Written problem: Copy out all the entries exactly.

Extracted records:
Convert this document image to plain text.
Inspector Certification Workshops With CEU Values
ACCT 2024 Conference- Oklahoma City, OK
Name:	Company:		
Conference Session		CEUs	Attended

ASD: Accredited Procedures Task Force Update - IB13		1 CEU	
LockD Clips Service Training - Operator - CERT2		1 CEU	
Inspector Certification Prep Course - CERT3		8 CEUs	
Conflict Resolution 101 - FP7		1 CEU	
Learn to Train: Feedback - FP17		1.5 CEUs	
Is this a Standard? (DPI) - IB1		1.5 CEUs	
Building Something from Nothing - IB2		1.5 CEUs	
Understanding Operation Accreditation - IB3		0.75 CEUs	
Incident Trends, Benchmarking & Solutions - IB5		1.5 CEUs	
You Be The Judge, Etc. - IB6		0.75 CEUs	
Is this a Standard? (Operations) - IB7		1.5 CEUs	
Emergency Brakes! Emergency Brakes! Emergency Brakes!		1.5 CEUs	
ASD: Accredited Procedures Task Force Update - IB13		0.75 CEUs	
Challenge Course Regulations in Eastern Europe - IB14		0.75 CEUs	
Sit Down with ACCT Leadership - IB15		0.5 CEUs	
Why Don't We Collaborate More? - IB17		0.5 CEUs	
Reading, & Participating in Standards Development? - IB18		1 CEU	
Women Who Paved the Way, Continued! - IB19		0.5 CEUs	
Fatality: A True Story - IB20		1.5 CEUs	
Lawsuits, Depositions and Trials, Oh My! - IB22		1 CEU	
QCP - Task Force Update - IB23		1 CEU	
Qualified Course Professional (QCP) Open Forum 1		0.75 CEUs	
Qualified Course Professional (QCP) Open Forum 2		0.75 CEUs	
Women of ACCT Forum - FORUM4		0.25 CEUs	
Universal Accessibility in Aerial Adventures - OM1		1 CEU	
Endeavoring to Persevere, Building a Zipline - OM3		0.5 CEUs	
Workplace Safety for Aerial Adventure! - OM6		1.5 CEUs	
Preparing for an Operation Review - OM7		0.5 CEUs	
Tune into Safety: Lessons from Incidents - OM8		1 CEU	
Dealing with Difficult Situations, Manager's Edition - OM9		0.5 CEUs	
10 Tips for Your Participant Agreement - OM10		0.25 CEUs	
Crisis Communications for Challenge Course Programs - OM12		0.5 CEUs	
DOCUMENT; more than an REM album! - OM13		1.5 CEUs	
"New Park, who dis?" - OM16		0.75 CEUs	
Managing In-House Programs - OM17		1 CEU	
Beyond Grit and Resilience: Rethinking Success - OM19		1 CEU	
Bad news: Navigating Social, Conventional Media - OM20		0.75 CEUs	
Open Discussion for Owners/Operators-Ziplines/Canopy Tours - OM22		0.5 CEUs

Correct result:
Convert this document image to plain text.
Inspector Certification Workshops With CEU Values
ACCT 2024 Conference- Oklahoma City, OK
Name:	Company:		
Conference Session		CEUs	Attended

ASD: Accredited Procedures Task Force Update - IB13		1 CEU	
LockD Clips Service Training - Operator - CERT2		1 CEU	
Inspector Certification Prep Course - CERT3		8 CEUs	
Conflict Resolution 101 - FP7		1 CEU	
Learn to Train: Feedback - FP17		1.5 CEUs	
Is this a Standard? (DPI) - IB1		1.5 CEUs	
Building Something from Nothing - IB2		1.5 CEUs	
Understanding Operation Accreditation - IB3		0.75 CEUs	
Incident Trends, Benchmarking & Solutions - IB5		1.5 CEUs	
You Be The Judge, Etc. - IB6		0.75 CEUs	
Is this a Standard? (Operations) - IB7		1.5 CEUs	
Emergency Brakes! Emergency Brakes! Emergency Brakes!		1.5 CEUs	
ASD: Accredited Procedures Task Force Update - IB13		0.75 CEUs	
Challenge Course Regulations in Eastern Europe - IB14		0.75 CEUs	
Sit Down with ACCT Leadership - IB15		0.5 CEUs	
Why Don't We Collaborate More? - IB17		0.5 CEUs	
Reading, & Participating in Standards Development? - IB18		1 CEU	
Women Who Paved the Way, Continued! - IB19		0.5 CEUs	
Fatality: A True Story - IB20		1.5 CEUs	
Lawsuits, Depositions and Trials, Oh My! - IB22		1 CEU	
QCP - Task Force Update - IB23		1 CEU	
Qualified Course Professional (QCP) Open Forum 1		0.75 CEUs	
Qualified Course Professional (QCP) Open Forum 2		0.75 CEUs	
Women of ACCT Forum - FORUM4		0.25 CEUs	
Universal Accessibility in Aerial Adventures - OM1		1 CEU	
Endeavoring to Persevere, Building a Zipline - OM3		0.5 CEUs	
Workplace Safety for Aerial Adventure! - OM6		1.5 CEUs	
Preparing for an Operation Review - OM7		0.5 CEUs	
Tune into Safety: Lessons from Incidents - OM8		1 CEU	
Dealing with Difficult Situations, Manager's Edition - OM9		0.5 CEUs	
10 Tips for Your Participant Agreement - OM10		0.25 CEUs	
Crisis Communications for Challenge Course Programs - OM12		0.5 CEUs	
DOCUMENT; more than an REM album! - OM13		1.5 CEUs	
"New Park, who dis?" - OM16		0.75 CEUs	
Managing In-House Programs - OM17		1 CEU	
Beyond Grit and Resilience: Rethinking Success - OM19		1 CEU	
Bad news: Navigating Social, Conventional Media - OM20		0.75 CEUs	
Open Discussion for Owners/Operators-Ziplines/Canopy Tours - OM22		0.5 CEUs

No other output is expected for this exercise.